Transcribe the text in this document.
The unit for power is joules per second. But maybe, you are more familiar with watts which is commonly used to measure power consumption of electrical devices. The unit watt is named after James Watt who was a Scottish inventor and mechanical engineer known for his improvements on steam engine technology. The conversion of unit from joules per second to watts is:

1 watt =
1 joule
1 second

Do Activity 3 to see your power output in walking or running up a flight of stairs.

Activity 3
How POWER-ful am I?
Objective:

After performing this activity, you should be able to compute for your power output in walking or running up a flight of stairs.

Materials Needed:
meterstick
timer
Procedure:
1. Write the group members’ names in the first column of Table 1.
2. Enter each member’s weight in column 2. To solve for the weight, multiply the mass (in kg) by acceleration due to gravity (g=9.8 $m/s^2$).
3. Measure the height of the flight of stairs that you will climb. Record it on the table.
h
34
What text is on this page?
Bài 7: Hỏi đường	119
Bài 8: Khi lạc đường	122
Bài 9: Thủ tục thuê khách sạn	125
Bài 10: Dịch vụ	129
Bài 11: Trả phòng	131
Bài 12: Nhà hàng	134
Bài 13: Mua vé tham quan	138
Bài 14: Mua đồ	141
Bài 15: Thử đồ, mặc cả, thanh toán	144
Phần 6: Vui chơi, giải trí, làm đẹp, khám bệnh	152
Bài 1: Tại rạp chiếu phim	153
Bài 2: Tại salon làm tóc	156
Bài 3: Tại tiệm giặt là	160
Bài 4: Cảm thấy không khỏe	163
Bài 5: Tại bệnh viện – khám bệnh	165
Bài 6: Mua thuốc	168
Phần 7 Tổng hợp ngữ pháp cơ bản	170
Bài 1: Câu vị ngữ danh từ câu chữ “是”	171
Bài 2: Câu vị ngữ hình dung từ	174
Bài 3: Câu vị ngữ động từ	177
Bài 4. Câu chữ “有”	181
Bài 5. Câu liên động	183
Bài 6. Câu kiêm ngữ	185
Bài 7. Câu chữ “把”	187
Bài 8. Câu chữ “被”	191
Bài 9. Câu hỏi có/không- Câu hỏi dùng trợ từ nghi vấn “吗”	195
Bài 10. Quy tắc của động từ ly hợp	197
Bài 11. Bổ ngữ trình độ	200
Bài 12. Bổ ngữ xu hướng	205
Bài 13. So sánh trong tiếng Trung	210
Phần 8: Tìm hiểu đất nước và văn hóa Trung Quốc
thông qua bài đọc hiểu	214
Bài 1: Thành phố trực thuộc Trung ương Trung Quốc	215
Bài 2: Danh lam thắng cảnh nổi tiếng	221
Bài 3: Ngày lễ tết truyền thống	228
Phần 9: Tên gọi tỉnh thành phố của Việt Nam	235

-------

WRITTEN PROBLEM:
Take the listing above and set it down exactly.

TASK SOLUTION:
Transcribe the text in this document.
The unit for power is joules per second. But maybe, you are more familiar with watts which is commonly used to measure power consumption of electrical devices. The unit watt is named after James Watt who was a Scottish inventor and mechanical engineer known for his improvements on steam engine technology. The conversion of unit from joules per second to watts is:

1 watt =
1 joule
1 second

Do Activity 3 to see your power output in walking or running up a flight of stairs.

Activity 3
How POWER-ful am I?
Objective:

After performing this activity, you should be able to compute for your power output in walking or running up a flight of stairs.

Materials Needed:
meterstick
timer
Procedure:
1. Write the group members’ names in the first column of Table 1.
2. Enter each member’s weight in column 2. To solve for the weight, multiply the mass (in kg) by acceleration due to gravity (g=9.8 $m/s^2$).
3. Measure the height of the flight of stairs that you will climb. Record it on the table.
h
34
What text is on this page?
Bài 7: Hỏi đường	119
Bài 8: Khi lạc đường	122
Bài 9: Thủ tục thuê khách sạn	125
Bài 10: Dịch vụ	129
Bài 11: Trả phòng	131
Bài 12: Nhà hàng	134
Bài 13: Mua vé tham quan	138
Bài 14: Mua đồ	141
Bài 15: Thử đồ, mặc cả, thanh toán	144
Phần 6: Vui chơi, giải trí, làm đẹp, khám bệnh	152
Bài 1: Tại rạp chiếu phim	153
Bài 2: Tại salon làm tóc	156
Bài 3: Tại tiệm giặt là	160
Bài 4: Cảm thấy không khỏe	163
Bài 5: Tại bệnh viện – khám bệnh	165
Bài 6: Mua thuốc	168
Phần 7 Tổng hợp ngữ pháp cơ bản	170
Bài 1: Câu vị ngữ danh từ câu chữ “是”	171
Bài 2: Câu vị ngữ hình dung từ	174
Bài 3: Câu vị ngữ động từ	177
Bài 4. Câu chữ “有”	181
Bài 5. Câu liên động	183
Bài 6. Câu kiêm ngữ	185
Bài 7. Câu chữ “把”	187
Bài 8. Câu chữ “被”	191
Bài 9. Câu hỏi có/không- Câu hỏi dùng trợ từ nghi vấn “吗”	195
Bài 10. Quy tắc của động từ ly hợp	197
Bài 11. Bổ ngữ trình độ	200
Bài 12. Bổ ngữ xu hướng	205
Bài 13. So sánh trong tiếng Trung	210
Phần 8: Tìm hiểu đất nước và văn hóa Trung Quốc
thông qua bài đọc hiểu	214
Bài 1: Thành phố trực thuộc Trung ương Trung Quốc	215
Bài 2: Danh lam thắng cảnh nổi tiếng	221
Bài 3: Ngày lễ tết truyền thống	228
Phần 9: Tên gọi tỉnh thành phố của Việt Nam	235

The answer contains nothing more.